## Directions for this task
Pull out every line in the data that has the string "hereto" in it.

## Task input
•••
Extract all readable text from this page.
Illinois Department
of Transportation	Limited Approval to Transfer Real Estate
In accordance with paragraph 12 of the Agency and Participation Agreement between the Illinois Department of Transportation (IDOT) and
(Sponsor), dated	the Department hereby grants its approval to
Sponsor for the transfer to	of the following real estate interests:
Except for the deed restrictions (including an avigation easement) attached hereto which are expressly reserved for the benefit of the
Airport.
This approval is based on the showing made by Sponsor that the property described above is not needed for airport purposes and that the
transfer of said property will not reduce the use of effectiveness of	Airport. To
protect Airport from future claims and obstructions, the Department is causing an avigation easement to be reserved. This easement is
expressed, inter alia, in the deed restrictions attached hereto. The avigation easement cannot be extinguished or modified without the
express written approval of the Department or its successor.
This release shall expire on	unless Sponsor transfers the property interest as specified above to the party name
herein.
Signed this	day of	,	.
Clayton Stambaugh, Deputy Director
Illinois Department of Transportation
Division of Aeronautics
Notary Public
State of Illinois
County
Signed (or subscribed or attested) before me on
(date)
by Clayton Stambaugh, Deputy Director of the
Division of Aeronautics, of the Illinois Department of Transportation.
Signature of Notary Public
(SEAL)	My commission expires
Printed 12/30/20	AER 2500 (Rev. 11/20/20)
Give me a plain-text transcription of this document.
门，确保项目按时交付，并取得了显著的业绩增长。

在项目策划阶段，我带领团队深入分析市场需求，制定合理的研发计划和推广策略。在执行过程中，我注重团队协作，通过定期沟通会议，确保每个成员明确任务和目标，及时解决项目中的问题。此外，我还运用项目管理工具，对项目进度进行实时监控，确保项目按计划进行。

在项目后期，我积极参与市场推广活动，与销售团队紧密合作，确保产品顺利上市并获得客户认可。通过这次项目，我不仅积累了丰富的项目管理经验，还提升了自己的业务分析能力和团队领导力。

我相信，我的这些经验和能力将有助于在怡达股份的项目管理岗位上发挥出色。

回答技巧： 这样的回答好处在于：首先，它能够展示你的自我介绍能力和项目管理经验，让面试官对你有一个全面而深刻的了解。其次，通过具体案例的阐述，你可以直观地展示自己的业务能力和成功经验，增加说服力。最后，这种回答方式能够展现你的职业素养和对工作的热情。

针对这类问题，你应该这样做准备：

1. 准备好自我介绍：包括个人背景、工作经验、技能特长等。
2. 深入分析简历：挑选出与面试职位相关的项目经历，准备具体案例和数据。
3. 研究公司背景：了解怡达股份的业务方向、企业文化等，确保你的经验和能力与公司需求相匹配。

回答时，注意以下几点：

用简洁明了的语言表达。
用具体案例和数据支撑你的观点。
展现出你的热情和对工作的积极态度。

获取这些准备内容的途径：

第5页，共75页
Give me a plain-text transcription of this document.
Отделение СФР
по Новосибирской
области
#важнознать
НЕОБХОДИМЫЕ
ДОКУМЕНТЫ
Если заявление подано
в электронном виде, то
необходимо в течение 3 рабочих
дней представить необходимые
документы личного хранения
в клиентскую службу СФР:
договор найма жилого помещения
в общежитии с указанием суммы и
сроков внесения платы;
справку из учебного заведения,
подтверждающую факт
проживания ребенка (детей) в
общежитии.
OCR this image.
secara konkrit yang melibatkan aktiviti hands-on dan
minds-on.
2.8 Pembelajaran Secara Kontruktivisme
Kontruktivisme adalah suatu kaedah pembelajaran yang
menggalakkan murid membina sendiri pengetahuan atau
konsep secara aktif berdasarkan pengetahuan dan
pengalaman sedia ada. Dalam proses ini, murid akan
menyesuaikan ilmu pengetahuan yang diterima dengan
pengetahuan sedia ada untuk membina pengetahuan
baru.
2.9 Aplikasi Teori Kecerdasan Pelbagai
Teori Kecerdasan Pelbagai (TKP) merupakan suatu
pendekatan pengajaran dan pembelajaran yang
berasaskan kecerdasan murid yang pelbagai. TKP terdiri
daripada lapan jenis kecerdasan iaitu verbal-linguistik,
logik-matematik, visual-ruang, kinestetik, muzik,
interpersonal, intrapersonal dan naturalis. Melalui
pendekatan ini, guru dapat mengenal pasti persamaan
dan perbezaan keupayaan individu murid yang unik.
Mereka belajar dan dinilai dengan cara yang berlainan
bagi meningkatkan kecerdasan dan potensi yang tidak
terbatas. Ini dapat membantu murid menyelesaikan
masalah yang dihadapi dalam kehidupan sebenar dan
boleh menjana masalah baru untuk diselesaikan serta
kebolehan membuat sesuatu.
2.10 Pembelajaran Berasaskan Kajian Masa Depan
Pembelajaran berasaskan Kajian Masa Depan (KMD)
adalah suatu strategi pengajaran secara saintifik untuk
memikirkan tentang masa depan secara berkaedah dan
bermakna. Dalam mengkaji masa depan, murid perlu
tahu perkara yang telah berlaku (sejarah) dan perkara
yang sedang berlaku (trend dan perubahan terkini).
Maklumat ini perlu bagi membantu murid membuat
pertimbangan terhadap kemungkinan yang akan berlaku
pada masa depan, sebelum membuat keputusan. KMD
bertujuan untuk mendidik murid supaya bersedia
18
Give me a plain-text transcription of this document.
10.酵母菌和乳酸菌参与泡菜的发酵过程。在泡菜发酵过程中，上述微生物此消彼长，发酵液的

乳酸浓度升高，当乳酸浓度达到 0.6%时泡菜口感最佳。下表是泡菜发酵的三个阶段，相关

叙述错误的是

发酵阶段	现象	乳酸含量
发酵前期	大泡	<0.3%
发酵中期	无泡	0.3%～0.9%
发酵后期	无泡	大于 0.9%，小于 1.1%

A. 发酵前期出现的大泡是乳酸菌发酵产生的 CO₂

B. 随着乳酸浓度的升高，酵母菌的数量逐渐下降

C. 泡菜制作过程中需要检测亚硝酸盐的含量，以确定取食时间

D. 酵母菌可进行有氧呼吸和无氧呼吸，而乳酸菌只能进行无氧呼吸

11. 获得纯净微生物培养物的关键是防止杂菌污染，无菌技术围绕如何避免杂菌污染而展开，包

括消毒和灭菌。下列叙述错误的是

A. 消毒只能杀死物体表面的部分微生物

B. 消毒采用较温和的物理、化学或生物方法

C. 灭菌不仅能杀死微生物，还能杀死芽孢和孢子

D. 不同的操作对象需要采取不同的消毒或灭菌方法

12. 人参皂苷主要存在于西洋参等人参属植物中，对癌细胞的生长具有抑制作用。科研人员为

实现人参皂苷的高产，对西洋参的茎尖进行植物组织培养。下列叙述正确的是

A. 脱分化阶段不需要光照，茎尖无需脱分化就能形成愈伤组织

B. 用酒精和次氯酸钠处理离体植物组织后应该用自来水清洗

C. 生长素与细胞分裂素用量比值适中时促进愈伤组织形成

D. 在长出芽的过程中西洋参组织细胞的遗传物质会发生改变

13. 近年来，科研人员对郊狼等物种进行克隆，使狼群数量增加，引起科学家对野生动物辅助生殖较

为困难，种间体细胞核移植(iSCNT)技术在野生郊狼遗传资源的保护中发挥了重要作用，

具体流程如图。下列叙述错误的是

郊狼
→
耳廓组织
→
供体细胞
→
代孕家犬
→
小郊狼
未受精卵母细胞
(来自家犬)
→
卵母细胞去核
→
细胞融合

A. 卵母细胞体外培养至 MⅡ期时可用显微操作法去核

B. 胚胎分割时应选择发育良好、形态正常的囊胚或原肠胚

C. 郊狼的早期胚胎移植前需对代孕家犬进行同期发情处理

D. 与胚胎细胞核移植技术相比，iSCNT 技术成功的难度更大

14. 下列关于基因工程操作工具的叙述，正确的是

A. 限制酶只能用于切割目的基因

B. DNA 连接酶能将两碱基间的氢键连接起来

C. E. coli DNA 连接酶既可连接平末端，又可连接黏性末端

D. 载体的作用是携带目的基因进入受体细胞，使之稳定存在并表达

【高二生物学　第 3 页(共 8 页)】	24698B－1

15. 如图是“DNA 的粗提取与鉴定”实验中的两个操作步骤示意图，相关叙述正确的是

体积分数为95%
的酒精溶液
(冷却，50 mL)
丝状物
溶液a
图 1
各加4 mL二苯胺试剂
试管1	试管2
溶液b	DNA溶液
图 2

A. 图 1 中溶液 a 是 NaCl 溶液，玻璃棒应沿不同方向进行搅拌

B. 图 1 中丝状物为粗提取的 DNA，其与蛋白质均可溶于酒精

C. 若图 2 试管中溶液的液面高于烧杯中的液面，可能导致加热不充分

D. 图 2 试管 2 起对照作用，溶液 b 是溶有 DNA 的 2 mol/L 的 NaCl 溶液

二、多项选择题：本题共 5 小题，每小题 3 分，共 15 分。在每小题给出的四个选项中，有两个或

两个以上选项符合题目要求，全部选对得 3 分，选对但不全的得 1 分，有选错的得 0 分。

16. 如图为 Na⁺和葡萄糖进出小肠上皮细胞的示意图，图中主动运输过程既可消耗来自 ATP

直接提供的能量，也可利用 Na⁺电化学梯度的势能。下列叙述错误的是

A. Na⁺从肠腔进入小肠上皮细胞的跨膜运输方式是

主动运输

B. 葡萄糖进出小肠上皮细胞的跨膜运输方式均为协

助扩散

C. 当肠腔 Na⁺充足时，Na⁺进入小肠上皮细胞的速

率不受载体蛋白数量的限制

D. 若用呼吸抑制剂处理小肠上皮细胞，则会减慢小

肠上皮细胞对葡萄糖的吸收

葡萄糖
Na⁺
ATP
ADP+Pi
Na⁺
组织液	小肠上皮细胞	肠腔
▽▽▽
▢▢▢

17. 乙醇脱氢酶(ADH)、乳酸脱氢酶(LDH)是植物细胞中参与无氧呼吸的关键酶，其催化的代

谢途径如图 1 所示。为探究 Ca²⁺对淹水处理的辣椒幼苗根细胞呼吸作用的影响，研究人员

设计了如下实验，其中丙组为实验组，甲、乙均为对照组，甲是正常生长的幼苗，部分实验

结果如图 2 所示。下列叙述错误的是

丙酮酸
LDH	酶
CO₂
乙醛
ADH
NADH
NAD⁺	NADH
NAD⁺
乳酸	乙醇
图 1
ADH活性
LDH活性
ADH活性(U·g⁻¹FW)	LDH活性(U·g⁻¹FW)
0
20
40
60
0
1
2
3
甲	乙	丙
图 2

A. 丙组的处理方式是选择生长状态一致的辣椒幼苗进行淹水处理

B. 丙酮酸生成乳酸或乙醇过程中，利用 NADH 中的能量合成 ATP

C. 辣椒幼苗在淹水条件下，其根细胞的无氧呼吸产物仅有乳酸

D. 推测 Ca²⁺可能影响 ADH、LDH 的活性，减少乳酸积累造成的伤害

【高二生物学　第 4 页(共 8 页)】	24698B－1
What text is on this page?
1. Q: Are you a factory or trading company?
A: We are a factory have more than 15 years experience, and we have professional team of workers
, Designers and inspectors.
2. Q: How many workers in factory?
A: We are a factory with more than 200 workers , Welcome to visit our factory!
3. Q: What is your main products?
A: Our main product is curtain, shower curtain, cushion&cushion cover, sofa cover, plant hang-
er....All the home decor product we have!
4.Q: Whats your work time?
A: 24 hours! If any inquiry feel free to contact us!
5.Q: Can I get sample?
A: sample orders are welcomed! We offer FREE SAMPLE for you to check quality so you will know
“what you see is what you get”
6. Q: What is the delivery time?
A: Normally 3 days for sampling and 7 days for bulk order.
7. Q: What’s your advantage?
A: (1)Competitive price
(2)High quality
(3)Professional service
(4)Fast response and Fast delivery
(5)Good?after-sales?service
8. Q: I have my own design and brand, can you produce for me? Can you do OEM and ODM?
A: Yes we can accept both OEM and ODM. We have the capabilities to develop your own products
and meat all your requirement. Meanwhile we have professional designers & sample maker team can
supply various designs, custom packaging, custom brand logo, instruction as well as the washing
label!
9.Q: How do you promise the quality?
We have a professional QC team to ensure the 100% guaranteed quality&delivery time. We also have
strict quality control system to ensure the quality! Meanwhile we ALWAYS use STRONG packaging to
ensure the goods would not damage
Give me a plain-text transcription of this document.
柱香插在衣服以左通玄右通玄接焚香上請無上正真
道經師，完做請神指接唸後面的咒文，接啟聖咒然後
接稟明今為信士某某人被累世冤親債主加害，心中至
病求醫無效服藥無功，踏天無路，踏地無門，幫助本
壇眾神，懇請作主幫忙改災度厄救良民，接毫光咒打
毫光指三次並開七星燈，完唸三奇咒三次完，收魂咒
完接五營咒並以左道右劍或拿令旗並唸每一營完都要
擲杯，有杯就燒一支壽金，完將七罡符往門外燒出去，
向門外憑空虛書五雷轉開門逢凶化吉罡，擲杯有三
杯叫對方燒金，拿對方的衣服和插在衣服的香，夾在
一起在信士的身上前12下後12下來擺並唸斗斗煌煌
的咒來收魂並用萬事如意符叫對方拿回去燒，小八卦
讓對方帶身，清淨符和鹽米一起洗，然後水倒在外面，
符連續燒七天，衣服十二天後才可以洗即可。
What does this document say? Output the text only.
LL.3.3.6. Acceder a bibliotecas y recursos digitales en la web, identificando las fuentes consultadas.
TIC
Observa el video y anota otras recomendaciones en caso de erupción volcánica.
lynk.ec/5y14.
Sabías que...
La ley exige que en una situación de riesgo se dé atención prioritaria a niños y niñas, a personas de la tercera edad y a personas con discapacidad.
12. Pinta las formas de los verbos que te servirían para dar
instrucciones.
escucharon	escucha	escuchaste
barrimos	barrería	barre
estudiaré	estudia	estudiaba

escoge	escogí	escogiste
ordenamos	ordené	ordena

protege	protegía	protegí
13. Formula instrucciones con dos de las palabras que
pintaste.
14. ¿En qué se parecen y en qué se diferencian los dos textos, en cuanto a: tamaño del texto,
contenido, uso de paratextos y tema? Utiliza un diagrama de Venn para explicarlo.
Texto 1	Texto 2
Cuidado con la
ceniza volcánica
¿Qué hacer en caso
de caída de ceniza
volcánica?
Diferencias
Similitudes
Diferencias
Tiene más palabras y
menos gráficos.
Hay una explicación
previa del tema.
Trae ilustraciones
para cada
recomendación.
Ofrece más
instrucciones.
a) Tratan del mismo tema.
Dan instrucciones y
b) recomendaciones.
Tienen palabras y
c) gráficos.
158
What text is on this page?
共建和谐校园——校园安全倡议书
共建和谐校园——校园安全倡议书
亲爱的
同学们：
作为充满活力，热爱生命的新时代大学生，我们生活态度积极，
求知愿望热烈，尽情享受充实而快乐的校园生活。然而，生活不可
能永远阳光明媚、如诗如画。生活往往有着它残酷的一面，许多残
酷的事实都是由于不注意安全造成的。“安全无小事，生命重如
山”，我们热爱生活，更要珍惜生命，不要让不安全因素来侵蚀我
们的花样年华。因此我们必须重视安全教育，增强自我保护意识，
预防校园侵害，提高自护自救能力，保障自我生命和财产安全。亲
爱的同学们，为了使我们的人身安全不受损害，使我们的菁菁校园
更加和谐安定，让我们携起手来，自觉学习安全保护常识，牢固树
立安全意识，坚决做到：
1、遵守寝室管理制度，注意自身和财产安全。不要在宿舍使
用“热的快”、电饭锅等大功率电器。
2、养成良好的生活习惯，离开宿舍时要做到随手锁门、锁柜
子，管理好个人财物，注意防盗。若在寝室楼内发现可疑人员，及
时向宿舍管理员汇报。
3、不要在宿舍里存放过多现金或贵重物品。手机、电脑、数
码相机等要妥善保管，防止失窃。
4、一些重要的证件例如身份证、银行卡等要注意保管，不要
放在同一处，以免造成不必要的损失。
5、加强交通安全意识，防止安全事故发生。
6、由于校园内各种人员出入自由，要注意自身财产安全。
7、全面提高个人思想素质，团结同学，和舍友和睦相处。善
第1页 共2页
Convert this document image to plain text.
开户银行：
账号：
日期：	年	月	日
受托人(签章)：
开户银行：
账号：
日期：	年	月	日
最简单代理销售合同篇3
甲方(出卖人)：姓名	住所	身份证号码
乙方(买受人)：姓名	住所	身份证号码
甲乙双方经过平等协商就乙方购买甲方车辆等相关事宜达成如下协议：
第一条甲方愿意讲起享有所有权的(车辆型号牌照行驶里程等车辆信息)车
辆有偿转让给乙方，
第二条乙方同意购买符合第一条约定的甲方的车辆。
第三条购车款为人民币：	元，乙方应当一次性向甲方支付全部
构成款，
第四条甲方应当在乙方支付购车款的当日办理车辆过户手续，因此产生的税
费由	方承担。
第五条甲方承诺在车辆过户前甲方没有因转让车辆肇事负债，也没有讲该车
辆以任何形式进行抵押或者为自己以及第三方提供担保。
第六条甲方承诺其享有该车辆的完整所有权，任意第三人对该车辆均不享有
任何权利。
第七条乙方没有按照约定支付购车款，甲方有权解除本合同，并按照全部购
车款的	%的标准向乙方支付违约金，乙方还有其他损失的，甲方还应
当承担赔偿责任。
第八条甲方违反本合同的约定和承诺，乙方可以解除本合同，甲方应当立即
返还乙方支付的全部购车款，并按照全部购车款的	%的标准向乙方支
•••
## Task answer
Except for the deed restrictions (including an avigation easement) attached hereto which are expressly reserved for the benefit of the
expressed, inter alia, in the deed restrictions attached hereto. The avigation easement cannot be extinguished or modified without the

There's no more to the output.